## Dataset
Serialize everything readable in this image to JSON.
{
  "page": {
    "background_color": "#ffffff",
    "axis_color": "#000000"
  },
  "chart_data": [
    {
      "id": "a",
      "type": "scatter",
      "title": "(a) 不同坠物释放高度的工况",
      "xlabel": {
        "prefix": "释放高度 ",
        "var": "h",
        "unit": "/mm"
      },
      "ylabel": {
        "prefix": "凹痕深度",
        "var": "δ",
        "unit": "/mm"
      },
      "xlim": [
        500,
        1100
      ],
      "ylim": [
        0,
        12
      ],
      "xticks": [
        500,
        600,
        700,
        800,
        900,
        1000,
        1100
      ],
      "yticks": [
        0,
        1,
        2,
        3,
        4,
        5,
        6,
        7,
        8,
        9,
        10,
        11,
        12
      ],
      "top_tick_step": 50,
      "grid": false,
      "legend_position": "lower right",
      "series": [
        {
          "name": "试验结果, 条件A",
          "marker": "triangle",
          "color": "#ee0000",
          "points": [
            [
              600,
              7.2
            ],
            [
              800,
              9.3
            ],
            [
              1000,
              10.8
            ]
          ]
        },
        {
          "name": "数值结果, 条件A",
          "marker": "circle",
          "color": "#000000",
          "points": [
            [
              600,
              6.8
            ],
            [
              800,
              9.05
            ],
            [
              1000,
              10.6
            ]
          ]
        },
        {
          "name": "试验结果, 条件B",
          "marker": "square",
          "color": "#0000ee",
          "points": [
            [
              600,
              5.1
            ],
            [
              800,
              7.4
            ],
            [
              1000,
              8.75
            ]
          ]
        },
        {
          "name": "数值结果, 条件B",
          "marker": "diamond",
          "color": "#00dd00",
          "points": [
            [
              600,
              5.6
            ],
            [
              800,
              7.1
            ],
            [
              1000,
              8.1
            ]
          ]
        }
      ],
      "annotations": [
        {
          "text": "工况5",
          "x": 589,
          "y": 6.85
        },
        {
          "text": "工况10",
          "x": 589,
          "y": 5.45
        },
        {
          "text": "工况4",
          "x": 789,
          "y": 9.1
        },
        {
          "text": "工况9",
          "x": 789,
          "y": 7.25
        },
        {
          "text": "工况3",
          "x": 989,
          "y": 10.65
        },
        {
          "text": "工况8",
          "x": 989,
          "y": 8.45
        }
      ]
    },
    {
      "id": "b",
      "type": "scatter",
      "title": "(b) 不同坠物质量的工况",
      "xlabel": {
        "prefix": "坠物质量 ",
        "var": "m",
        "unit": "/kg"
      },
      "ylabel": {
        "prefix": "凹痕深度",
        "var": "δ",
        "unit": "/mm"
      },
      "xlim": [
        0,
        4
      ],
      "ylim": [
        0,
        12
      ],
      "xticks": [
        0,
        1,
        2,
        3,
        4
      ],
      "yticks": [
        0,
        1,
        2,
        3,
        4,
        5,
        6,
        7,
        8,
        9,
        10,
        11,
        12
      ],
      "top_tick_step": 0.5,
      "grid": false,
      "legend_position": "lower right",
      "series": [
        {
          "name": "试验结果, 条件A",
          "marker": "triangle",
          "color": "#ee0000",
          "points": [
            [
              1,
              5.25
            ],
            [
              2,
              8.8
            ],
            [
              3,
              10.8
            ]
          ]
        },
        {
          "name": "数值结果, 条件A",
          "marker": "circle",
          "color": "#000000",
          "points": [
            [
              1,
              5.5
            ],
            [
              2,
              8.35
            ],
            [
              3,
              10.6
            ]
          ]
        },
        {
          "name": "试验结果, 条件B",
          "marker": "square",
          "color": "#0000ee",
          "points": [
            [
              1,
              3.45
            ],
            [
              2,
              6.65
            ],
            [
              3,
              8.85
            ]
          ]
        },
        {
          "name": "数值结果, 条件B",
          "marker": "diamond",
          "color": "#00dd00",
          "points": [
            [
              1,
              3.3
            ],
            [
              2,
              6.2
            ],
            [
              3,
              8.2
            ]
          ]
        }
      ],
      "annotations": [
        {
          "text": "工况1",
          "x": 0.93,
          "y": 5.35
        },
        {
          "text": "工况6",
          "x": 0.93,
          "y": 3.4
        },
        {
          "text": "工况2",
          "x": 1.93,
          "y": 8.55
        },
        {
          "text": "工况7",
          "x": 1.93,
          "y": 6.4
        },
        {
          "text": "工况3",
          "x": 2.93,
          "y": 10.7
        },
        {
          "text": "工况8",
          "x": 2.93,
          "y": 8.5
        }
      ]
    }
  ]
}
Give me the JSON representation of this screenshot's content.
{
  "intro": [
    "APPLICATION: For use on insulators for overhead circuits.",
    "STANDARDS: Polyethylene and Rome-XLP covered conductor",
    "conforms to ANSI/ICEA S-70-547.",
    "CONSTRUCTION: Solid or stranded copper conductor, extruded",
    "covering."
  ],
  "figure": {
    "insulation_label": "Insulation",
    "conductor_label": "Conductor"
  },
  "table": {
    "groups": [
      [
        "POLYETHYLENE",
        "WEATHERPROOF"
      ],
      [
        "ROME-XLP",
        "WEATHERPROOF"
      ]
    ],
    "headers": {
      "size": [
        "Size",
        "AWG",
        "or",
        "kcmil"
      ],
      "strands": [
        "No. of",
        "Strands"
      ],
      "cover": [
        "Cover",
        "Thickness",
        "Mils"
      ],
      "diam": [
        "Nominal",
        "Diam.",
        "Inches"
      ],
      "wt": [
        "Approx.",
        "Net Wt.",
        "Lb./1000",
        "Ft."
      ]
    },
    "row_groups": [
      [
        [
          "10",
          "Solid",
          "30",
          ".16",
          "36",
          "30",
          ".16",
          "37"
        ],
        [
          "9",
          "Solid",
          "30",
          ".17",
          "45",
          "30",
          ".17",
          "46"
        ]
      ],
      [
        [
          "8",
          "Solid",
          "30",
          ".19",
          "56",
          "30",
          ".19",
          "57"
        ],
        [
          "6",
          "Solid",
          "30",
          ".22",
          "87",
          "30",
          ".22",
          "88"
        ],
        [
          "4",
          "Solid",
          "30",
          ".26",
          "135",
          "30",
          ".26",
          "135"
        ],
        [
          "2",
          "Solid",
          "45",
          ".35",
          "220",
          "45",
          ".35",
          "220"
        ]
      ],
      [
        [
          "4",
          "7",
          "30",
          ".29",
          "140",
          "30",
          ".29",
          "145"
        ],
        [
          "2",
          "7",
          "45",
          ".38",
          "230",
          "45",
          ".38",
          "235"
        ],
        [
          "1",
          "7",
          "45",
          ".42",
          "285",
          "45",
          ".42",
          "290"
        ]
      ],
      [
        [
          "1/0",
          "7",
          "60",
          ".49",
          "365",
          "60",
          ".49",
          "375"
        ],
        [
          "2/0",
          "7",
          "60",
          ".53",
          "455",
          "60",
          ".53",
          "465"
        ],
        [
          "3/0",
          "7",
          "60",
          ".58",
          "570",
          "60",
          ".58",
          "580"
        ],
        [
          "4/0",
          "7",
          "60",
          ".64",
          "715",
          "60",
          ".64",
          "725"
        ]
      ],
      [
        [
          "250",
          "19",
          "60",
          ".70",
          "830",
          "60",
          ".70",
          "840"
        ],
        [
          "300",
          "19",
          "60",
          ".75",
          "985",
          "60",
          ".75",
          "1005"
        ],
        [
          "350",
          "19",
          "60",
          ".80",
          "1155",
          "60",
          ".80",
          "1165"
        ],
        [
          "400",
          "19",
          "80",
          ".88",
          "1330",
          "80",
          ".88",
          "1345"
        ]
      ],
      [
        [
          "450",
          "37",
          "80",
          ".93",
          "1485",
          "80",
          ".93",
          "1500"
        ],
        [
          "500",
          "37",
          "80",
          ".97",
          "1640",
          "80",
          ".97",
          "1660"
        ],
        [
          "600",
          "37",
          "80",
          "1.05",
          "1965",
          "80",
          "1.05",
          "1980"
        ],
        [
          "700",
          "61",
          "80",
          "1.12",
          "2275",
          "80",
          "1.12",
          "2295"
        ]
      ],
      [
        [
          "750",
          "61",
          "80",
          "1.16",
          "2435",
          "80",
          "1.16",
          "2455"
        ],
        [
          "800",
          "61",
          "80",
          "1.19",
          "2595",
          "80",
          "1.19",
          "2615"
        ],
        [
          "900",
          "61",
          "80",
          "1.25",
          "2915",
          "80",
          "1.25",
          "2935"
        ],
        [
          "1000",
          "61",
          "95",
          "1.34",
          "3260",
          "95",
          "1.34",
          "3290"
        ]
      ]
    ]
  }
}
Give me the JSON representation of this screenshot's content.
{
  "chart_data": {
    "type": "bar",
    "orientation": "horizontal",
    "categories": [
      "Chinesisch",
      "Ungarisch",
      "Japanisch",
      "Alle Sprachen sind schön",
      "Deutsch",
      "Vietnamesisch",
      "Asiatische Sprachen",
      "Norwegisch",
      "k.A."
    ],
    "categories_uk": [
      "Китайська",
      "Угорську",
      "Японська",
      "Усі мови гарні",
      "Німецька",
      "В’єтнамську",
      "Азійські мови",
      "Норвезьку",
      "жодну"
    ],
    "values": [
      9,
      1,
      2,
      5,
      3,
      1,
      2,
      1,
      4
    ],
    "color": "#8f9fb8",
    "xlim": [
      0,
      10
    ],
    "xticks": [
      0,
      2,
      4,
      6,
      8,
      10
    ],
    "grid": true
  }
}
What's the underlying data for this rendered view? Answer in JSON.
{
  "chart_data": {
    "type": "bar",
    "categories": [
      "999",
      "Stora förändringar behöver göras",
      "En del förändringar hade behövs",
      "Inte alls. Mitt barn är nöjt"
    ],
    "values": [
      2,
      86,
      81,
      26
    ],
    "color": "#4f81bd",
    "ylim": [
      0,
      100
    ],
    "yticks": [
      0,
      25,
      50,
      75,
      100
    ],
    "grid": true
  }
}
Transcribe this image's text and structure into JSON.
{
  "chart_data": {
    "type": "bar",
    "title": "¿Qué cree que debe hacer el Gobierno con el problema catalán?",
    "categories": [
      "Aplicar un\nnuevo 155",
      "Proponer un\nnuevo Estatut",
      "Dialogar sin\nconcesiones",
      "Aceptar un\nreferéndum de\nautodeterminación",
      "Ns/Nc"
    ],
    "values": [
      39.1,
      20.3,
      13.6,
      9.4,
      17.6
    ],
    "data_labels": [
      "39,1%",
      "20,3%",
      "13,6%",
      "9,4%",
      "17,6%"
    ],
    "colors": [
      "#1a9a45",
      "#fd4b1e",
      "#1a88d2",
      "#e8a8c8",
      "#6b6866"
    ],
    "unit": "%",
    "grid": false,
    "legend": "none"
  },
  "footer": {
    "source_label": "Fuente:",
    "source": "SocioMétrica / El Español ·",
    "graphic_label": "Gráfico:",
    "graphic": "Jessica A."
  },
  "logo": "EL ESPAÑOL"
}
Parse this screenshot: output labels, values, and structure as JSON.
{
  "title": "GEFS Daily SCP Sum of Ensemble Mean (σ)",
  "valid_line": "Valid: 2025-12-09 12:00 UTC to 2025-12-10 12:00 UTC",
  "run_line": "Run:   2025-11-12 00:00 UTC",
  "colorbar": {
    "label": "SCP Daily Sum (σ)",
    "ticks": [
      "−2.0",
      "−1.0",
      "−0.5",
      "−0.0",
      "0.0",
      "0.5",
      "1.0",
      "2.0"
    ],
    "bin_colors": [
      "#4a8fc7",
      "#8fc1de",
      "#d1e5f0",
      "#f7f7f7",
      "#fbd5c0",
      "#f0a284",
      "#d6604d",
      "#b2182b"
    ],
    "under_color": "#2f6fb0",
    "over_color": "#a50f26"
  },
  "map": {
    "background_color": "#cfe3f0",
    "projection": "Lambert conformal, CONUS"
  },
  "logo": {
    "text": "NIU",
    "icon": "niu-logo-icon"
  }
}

## To be done
Of the lines in this listing, report how many contain the string "title", and give the number only.

## Output
4